→ **DIRECTIONS**
Pick out the lines below with "this" and list them.

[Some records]

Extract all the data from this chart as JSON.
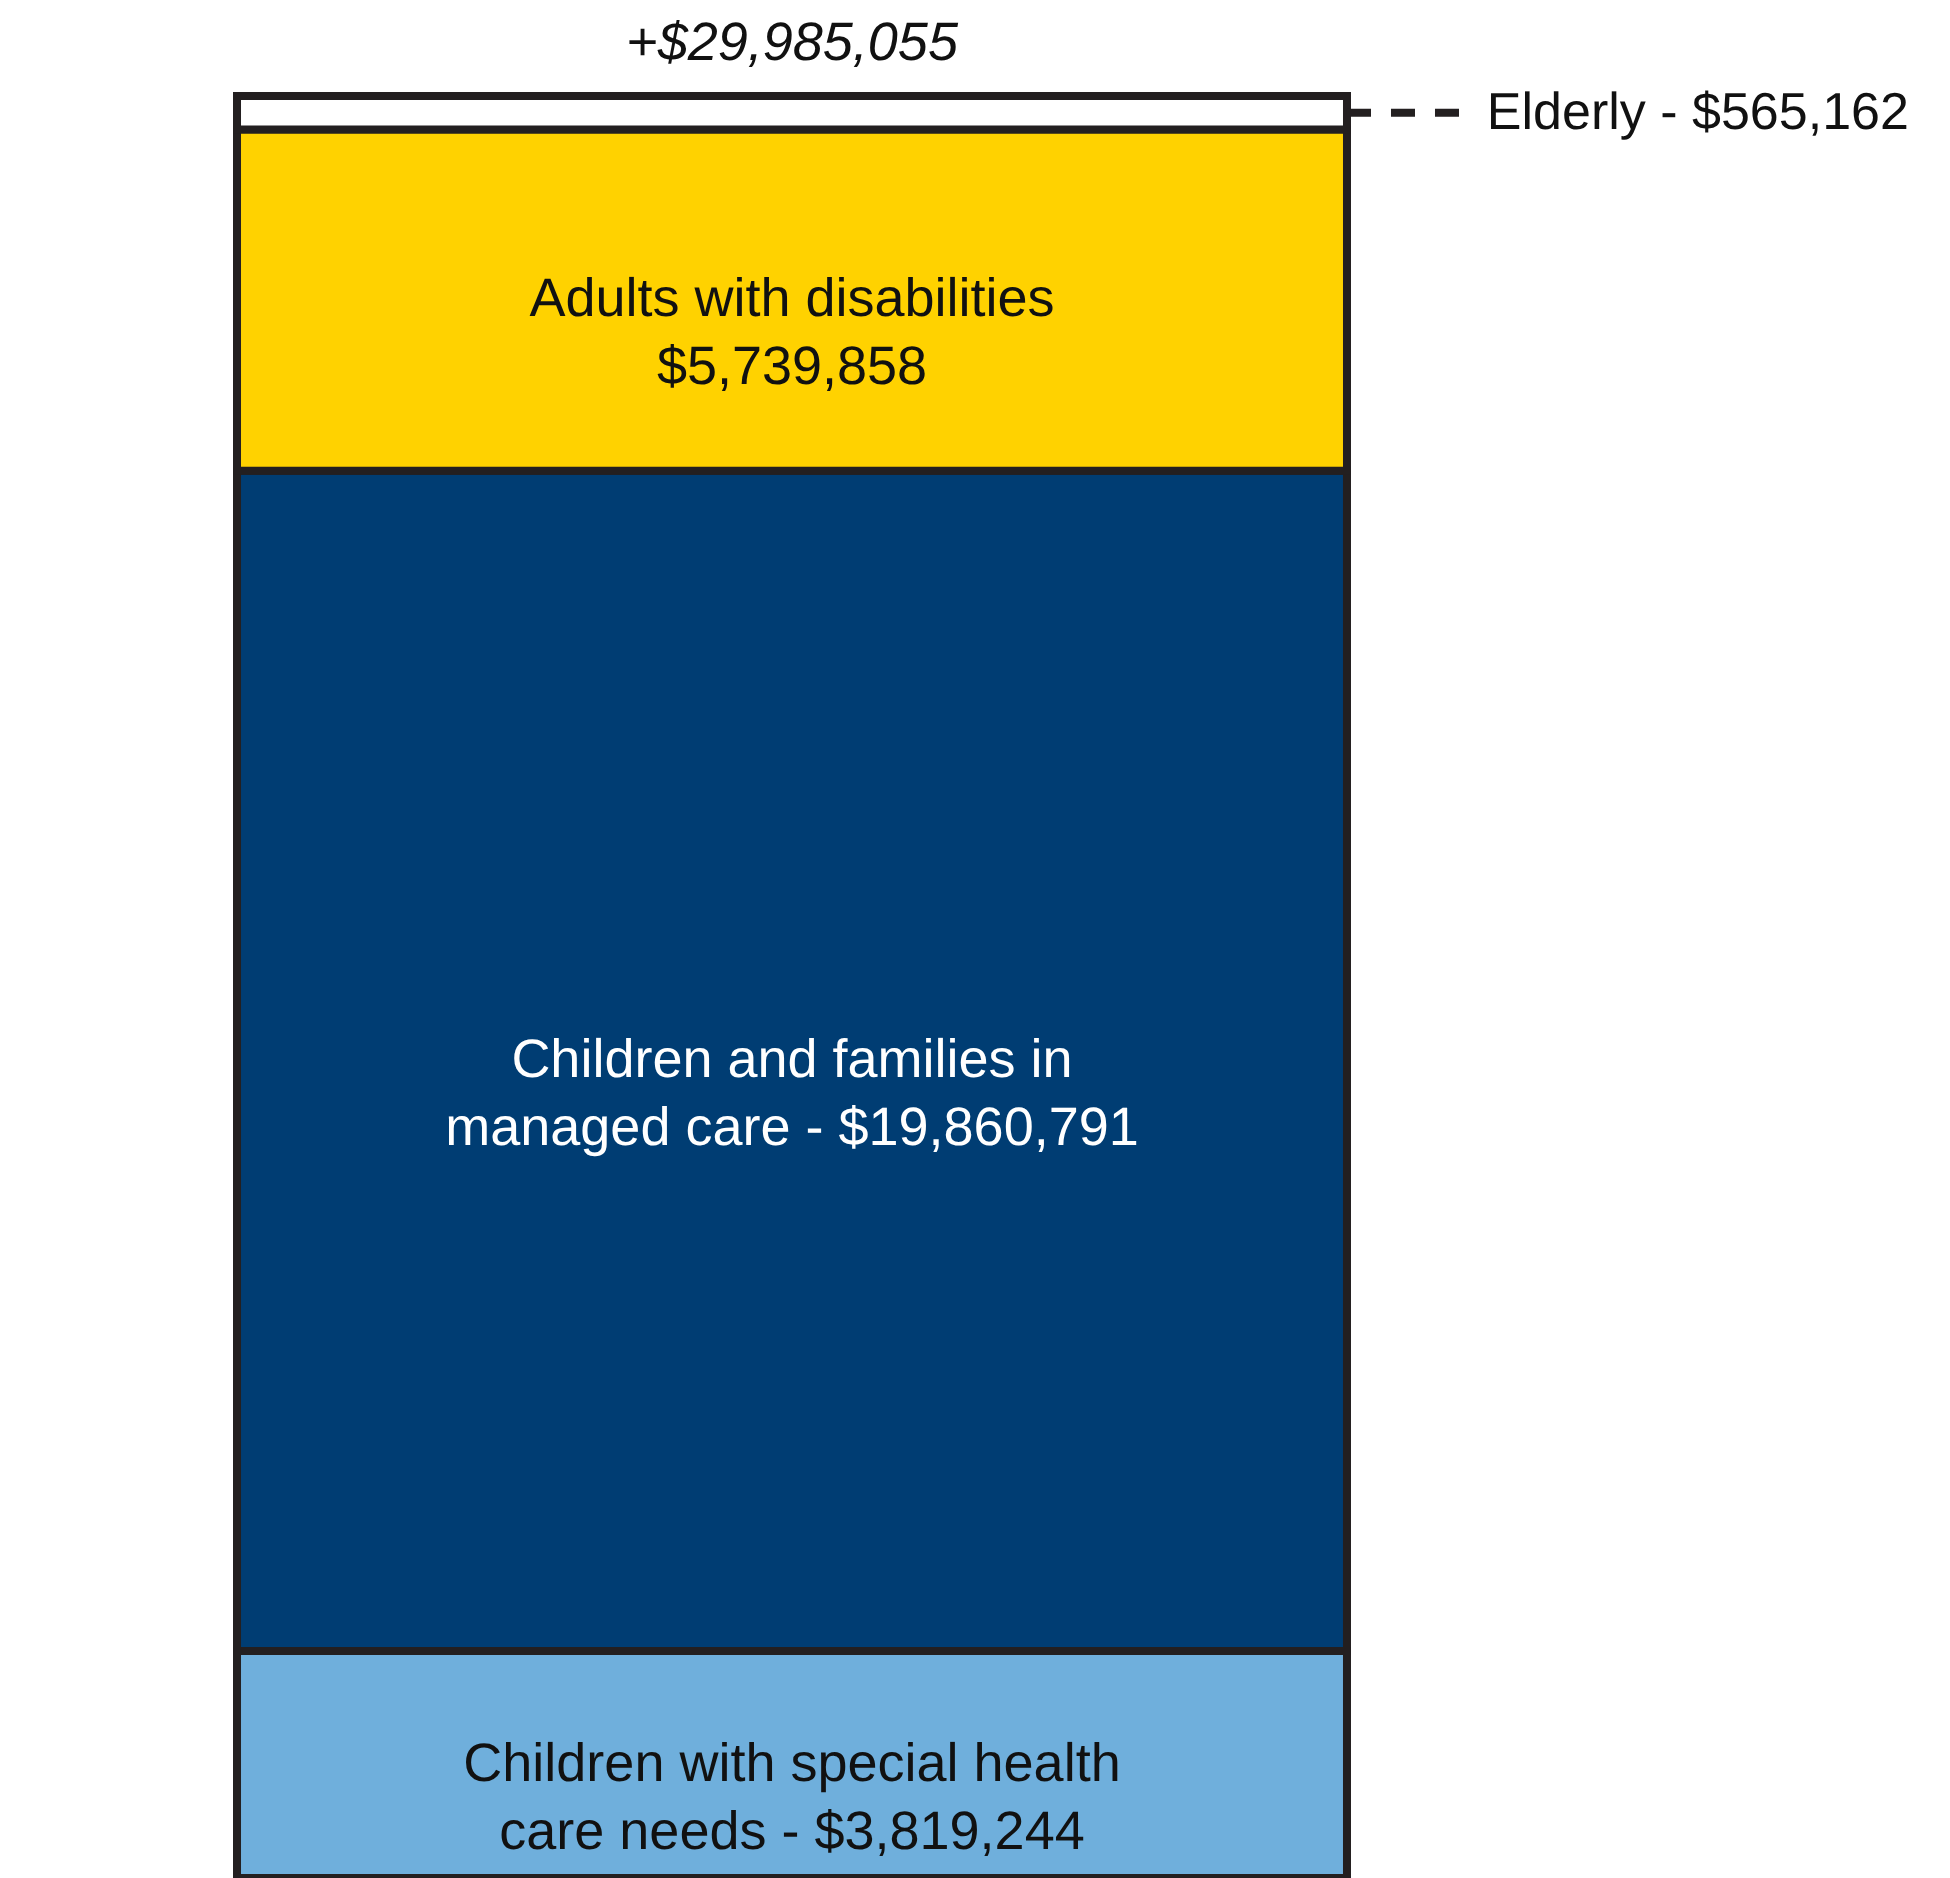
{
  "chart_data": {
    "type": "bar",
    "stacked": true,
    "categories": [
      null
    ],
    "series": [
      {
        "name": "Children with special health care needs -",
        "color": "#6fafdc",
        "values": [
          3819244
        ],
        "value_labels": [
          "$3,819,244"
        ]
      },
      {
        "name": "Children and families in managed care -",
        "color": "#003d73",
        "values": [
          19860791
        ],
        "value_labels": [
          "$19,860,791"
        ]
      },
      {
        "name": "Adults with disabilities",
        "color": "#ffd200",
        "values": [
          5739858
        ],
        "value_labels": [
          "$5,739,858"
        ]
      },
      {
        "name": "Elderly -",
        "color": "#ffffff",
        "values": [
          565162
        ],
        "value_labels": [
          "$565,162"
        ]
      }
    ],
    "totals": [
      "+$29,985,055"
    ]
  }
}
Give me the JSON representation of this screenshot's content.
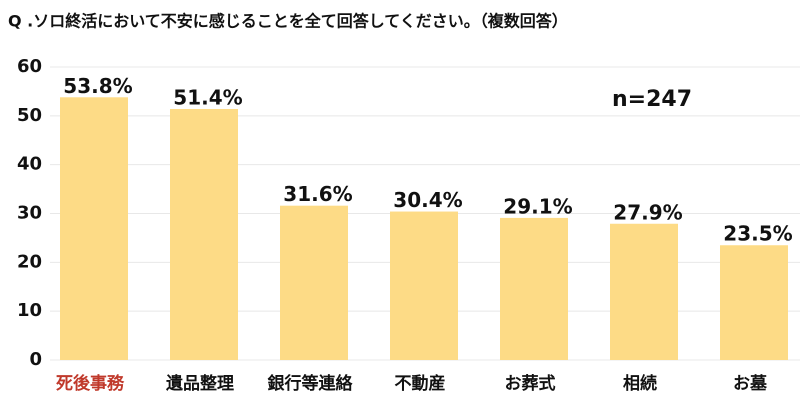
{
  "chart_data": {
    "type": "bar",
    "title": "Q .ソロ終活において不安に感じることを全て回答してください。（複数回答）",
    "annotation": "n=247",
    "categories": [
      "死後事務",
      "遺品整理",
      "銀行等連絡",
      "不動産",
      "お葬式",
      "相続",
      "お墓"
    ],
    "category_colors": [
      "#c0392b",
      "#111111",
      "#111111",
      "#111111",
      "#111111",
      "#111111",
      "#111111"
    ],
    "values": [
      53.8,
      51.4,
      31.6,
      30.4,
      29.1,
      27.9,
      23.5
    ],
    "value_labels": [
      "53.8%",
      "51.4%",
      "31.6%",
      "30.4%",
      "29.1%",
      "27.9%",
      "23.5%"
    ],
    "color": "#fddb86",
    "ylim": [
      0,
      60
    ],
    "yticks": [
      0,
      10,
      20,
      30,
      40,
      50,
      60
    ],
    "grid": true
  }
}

→ **RESULT OF THE EXERCISE**
Extract all the data from this chart as JSON.
Give me the JSON representation of this screenshot's content.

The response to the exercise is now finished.